Work instructions: Reproduce every entry exactly.

Provided information:

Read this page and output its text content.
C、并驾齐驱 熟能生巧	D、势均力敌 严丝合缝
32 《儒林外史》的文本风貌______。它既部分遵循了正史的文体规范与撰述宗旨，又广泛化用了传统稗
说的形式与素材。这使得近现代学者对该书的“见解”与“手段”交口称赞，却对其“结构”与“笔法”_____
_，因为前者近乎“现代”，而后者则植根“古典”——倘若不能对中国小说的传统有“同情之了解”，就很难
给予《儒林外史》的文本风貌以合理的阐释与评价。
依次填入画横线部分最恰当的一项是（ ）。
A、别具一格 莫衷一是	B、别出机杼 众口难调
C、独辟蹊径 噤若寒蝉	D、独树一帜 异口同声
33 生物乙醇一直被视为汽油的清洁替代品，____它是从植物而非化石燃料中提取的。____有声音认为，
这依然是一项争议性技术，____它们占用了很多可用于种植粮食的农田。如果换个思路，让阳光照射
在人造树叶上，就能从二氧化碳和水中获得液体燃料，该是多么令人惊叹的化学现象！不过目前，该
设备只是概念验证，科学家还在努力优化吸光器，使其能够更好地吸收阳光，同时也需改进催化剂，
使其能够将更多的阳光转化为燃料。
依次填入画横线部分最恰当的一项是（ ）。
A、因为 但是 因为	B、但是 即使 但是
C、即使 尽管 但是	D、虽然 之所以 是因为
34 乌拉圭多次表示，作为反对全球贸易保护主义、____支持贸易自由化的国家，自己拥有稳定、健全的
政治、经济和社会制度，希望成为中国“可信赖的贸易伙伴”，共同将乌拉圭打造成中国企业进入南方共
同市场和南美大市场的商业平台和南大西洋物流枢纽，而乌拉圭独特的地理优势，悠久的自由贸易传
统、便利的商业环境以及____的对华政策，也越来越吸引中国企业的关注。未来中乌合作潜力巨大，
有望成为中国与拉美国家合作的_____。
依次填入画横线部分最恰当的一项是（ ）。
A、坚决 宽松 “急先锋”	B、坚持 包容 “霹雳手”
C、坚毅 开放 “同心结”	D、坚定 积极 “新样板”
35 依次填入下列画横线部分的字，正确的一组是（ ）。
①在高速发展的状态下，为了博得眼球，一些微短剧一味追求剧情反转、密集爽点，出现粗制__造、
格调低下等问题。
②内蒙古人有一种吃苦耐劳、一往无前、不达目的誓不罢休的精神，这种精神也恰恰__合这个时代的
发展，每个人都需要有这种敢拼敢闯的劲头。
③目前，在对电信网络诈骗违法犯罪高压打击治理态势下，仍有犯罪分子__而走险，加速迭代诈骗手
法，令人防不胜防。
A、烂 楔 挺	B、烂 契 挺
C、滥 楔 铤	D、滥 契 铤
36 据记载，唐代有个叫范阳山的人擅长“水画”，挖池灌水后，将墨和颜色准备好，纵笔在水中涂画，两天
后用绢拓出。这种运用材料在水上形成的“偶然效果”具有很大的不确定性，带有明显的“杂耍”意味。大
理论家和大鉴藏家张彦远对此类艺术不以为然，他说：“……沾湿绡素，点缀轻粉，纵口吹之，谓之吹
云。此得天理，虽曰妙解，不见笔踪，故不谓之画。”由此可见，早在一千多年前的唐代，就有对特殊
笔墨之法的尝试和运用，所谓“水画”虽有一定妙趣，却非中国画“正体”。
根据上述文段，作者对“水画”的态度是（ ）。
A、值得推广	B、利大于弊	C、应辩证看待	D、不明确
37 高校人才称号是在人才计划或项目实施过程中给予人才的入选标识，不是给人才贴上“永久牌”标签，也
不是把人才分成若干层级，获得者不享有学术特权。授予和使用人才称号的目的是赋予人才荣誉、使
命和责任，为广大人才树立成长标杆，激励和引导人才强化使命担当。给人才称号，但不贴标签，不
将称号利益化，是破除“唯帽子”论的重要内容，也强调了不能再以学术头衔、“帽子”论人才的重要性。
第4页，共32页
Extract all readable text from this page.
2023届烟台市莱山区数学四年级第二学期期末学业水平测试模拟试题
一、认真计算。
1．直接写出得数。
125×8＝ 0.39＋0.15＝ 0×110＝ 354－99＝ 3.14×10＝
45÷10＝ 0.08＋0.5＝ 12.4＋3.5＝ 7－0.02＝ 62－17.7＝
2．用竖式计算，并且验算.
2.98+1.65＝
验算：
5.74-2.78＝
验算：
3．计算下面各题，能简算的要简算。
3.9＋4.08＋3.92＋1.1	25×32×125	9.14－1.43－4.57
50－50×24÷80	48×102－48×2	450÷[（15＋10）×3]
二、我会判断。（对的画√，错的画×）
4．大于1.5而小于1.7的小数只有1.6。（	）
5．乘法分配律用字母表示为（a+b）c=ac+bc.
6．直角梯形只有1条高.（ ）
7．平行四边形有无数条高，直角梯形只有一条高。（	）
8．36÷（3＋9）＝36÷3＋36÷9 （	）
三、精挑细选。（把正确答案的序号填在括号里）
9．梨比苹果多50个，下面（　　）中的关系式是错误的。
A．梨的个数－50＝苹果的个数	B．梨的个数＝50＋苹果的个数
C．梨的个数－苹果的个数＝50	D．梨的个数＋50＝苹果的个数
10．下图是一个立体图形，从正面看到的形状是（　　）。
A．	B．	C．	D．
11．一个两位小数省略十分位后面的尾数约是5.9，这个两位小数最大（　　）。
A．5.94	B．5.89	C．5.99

Written answer:
Read this page and output its text content.
C、并驾齐驱 熟能生巧	D、势均力敌 严丝合缝
32 《儒林外史》的文本风貌______。它既部分遵循了正史的文体规范与撰述宗旨，又广泛化用了传统稗
说的形式与素材。这使得近现代学者对该书的“见解”与“手段”交口称赞，却对其“结构”与“笔法”_____
_，因为前者近乎“现代”，而后者则植根“古典”——倘若不能对中国小说的传统有“同情之了解”，就很难
给予《儒林外史》的文本风貌以合理的阐释与评价。
依次填入画横线部分最恰当的一项是（ ）。
A、别具一格 莫衷一是	B、别出机杼 众口难调
C、独辟蹊径 噤若寒蝉	D、独树一帜 异口同声
33 生物乙醇一直被视为汽油的清洁替代品，____它是从植物而非化石燃料中提取的。____有声音认为，
这依然是一项争议性技术，____它们占用了很多可用于种植粮食的农田。如果换个思路，让阳光照射
在人造树叶上，就能从二氧化碳和水中获得液体燃料，该是多么令人惊叹的化学现象！不过目前，该
设备只是概念验证，科学家还在努力优化吸光器，使其能够更好地吸收阳光，同时也需改进催化剂，
使其能够将更多的阳光转化为燃料。
依次填入画横线部分最恰当的一项是（ ）。
A、因为 但是 因为	B、但是 即使 但是
C、即使 尽管 但是	D、虽然 之所以 是因为
34 乌拉圭多次表示，作为反对全球贸易保护主义、____支持贸易自由化的国家，自己拥有稳定、健全的
政治、经济和社会制度，希望成为中国“可信赖的贸易伙伴”，共同将乌拉圭打造成中国企业进入南方共
同市场和南美大市场的商业平台和南大西洋物流枢纽，而乌拉圭独特的地理优势，悠久的自由贸易传
统、便利的商业环境以及____的对华政策，也越来越吸引中国企业的关注。未来中乌合作潜力巨大，
有望成为中国与拉美国家合作的_____。
依次填入画横线部分最恰当的一项是（ ）。
A、坚决 宽松 “急先锋”	B、坚持 包容 “霹雳手”
C、坚毅 开放 “同心结”	D、坚定 积极 “新样板”
35 依次填入下列画横线部分的字，正确的一组是（ ）。
①在高速发展的状态下，为了博得眼球，一些微短剧一味追求剧情反转、密集爽点，出现粗制__造、
格调低下等问题。
②内蒙古人有一种吃苦耐劳、一往无前、不达目的誓不罢休的精神，这种精神也恰恰__合这个时代的
发展，每个人都需要有这种敢拼敢闯的劲头。
③目前，在对电信网络诈骗违法犯罪高压打击治理态势下，仍有犯罪分子__而走险，加速迭代诈骗手
法，令人防不胜防。
A、烂 楔 挺	B、烂 契 挺
C、滥 楔 铤	D、滥 契 铤
36 据记载，唐代有个叫范阳山的人擅长“水画”，挖池灌水后，将墨和颜色准备好，纵笔在水中涂画，两天
后用绢拓出。这种运用材料在水上形成的“偶然效果”具有很大的不确定性，带有明显的“杂耍”意味。大
理论家和大鉴藏家张彦远对此类艺术不以为然，他说：“……沾湿绡素，点缀轻粉，纵口吹之，谓之吹
云。此得天理，虽曰妙解，不见笔踪，故不谓之画。”由此可见，早在一千多年前的唐代，就有对特殊
笔墨之法的尝试和运用，所谓“水画”虽有一定妙趣，却非中国画“正体”。
根据上述文段，作者对“水画”的态度是（ ）。
A、值得推广	B、利大于弊	C、应辩证看待	D、不明确
37 高校人才称号是在人才计划或项目实施过程中给予人才的入选标识，不是给人才贴上“永久牌”标签，也
不是把人才分成若干层级，获得者不享有学术特权。授予和使用人才称号的目的是赋予人才荣誉、使
命和责任，为广大人才树立成长标杆，激励和引导人才强化使命担当。给人才称号，但不贴标签，不
将称号利益化，是破除“唯帽子”论的重要内容，也强调了不能再以学术头衔、“帽子”论人才的重要性。
第4页，共32页
Extract all readable text from this page.
2023届烟台市莱山区数学四年级第二学期期末学业水平测试模拟试题
一、认真计算。
1．直接写出得数。
125×8＝ 0.39＋0.15＝ 0×110＝ 354－99＝ 3.14×10＝
45÷10＝ 0.08＋0.5＝ 12.4＋3.5＝ 7－0.02＝ 62－17.7＝
2．用竖式计算，并且验算.
2.98+1.65＝
验算：
5.74-2.78＝
验算：
3．计算下面各题，能简算的要简算。
3.9＋4.08＋3.92＋1.1	25×32×125	9.14－1.43－4.57
50－50×24÷80	48×102－48×2	450÷[（15＋10）×3]
二、我会判断。（对的画√，错的画×）
4．大于1.5而小于1.7的小数只有1.6。（	）
5．乘法分配律用字母表示为（a+b）c=ac+bc.
6．直角梯形只有1条高.（ ）
7．平行四边形有无数条高，直角梯形只有一条高。（	）
8．36÷（3＋9）＝36÷3＋36÷9 （	）
三、精挑细选。（把正确答案的序号填在括号里）
9．梨比苹果多50个，下面（　　）中的关系式是错误的。
A．梨的个数－50＝苹果的个数	B．梨的个数＝50＋苹果的个数
C．梨的个数－苹果的个数＝50	D．梨的个数＋50＝苹果的个数
10．下图是一个立体图形，从正面看到的形状是（　　）。
A．	B．	C．	D．
11．一个两位小数省略十分位后面的尾数约是5.9，这个两位小数最大（　　）。
A．5.94	B．5.89	C．5.99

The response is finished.